Document passage:
-- Opening Marker --
Posted on 11/15/2018 6:21:42 AM PST by Kaslin

Times change, attitudes change, and (thankfully) hairstyles change. In the last few years we’ve been witness to one amazing change that is surprising in its speed – the idea that adults should be allowed to smoke marijuana, either for medical purposes or because they want to. There’s no reason to think this trend will ever reverse itself.

In the interest of full disclosure, while it’s been more than a decade, I am intimately familiar with marijuana. I didn’t experiment with it, I majored in it in college. But, like most people, I grew out of it. I didn’t make a conscious stop, I just stopped. There comes a certain point when you just don’t do the things you did when you were young, I suppose that’s a roundabout way of saying we grow up.

There also comes a point where everyone (or at least most people) decide they’d rather be able to pass a drug test for a job or not get arrested for possession and walk away. When I think of all the stupid things I did in my 20s, not only were I and my friends lucky to avoid arrest, we’re lucky to be alive. I’m not unique in that.

When I “smoked down,” I knew I was breaking the law, but I never gave it a moment’s thought. It was usually at parties or with friends, it was just what we did. We’re older now and we don’t do those things anymore – parties have seen joints and keg stands replaced with wine and dinner, and we now have kids. We’ve changed. And so have attitudes.

In last week’s election, weed was on the ballot in 4 states – Michigan, North Dakota, Utah, and Missouri. The pro-pot sentiment won in all but North Dakota.

Michigan, where I grew up, essentially legalized pot (where was this when I was a kid?), while Missouri and Utah (UTAH!) legalized medical marijuana.

I’ve always been in favor of medical marijuana, I think the sick and dying should be able to do pretty much whatever they want to alleviate their suffering, and even if it just increases their appetites, more power to them. But I have had reservations about recreational use.

Part of me, cynically, likes to joke that when I was young I had to know a guy who knew a guy and go to a place, etc., in order to buy an eighth, so why should kids nowadays have it so easy? I risked arrest and more, and now people want to be able to go to store? It helped, I joked, meet people and learn to read and trust or distrust people – there was one friend I knew in college I’d not only never buy from again after one experience, I avoided him altogether.
-- Closing Marker --
Provided material:
-- Opening Marker --
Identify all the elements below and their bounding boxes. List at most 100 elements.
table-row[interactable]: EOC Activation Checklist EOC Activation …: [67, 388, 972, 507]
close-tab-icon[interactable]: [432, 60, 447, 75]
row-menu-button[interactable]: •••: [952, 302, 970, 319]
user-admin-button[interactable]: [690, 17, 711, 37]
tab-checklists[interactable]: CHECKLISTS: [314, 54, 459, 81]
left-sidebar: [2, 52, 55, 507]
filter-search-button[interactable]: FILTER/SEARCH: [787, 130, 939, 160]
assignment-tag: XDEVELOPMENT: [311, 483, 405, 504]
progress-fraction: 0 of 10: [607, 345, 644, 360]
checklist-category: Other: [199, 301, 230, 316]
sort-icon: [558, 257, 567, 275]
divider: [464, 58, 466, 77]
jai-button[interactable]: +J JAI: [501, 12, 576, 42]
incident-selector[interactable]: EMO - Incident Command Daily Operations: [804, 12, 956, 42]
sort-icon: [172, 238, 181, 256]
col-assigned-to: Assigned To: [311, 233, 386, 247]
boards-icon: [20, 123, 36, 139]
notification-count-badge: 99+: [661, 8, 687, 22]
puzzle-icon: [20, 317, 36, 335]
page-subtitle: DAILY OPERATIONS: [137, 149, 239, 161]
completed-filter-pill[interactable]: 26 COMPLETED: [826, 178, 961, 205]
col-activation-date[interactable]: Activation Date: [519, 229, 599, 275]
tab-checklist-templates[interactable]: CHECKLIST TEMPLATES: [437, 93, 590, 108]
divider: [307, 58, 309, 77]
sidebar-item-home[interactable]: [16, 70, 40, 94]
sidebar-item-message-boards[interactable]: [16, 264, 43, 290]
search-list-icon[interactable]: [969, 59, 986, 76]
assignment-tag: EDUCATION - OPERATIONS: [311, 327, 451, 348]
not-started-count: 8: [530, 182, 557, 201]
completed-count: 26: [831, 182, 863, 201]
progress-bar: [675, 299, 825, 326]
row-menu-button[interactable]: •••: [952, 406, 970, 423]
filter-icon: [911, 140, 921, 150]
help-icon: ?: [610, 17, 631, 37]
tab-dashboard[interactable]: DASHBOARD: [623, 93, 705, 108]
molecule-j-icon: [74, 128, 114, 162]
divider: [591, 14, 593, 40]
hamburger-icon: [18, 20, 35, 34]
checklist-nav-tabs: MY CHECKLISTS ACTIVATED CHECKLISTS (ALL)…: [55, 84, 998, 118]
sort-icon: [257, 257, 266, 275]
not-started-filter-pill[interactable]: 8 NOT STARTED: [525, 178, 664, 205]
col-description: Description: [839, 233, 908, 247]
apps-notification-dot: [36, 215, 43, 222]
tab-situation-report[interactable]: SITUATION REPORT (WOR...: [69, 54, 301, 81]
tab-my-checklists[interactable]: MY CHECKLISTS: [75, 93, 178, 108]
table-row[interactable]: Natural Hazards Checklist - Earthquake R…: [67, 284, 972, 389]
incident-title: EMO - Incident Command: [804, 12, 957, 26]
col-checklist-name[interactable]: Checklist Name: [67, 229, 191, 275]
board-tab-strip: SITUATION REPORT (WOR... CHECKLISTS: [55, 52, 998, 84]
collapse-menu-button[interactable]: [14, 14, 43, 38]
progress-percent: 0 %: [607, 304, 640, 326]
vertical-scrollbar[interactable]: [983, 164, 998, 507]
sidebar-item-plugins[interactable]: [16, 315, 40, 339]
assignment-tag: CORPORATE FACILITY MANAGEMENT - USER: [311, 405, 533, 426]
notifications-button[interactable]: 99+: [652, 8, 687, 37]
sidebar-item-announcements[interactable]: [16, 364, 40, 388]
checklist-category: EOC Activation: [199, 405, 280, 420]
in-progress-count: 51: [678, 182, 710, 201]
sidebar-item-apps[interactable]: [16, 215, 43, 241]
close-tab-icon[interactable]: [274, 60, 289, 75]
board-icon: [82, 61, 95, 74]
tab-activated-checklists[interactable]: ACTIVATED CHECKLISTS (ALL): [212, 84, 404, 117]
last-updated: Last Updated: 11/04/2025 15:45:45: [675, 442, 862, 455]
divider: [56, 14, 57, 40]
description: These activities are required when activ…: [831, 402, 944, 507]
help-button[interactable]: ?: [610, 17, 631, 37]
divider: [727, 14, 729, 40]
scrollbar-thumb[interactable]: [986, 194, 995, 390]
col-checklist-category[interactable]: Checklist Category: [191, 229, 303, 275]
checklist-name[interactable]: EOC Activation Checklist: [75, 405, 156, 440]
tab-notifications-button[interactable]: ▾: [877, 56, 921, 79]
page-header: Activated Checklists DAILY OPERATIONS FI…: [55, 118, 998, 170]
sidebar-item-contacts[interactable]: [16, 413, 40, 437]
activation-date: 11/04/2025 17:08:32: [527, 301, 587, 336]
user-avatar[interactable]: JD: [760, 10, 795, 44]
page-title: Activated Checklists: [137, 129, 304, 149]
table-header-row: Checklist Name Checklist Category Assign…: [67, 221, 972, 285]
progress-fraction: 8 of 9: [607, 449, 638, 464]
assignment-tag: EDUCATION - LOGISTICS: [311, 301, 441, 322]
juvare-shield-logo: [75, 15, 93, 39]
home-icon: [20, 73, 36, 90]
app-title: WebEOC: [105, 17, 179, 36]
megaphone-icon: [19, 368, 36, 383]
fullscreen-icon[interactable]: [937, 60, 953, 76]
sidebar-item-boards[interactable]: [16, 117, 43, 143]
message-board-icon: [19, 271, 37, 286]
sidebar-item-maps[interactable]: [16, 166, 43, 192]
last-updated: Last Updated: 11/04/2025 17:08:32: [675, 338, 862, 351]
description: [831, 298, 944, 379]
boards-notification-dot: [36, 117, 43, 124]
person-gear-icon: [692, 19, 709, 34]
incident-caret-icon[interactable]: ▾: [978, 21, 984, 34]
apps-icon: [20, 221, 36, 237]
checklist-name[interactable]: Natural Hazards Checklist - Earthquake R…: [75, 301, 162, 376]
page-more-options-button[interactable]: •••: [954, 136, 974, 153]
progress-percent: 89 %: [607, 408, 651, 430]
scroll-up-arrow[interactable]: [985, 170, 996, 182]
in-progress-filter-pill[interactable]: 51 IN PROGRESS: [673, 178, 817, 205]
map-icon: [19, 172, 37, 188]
-- Closing Marker --
Exercise: Reproduce word for word the part of the post on marijuana legalization that begins at "There also comes" and ends after "so have attitudes.".

Solution:
There also comes a point where everyone (or at least most people) decide they’d rather be able to pass a drug test for a job or not get arrested for possession and walk away. When I think of all the stupid things I did in my 20s, not only were I and my friends lucky to avoid arrest, we’re lucky to be alive. I’m not unique in that.

When I “smoked down,” I knew I was breaking the law, but I never gave it a moment’s thought. It was usually at parties or with friends, it was just what we did. We’re older now and we don’t do those things anymore – parties have seen joints and keg stands replaced with wine and dinner, and we now have kids. We’ve changed. And so have attitudes.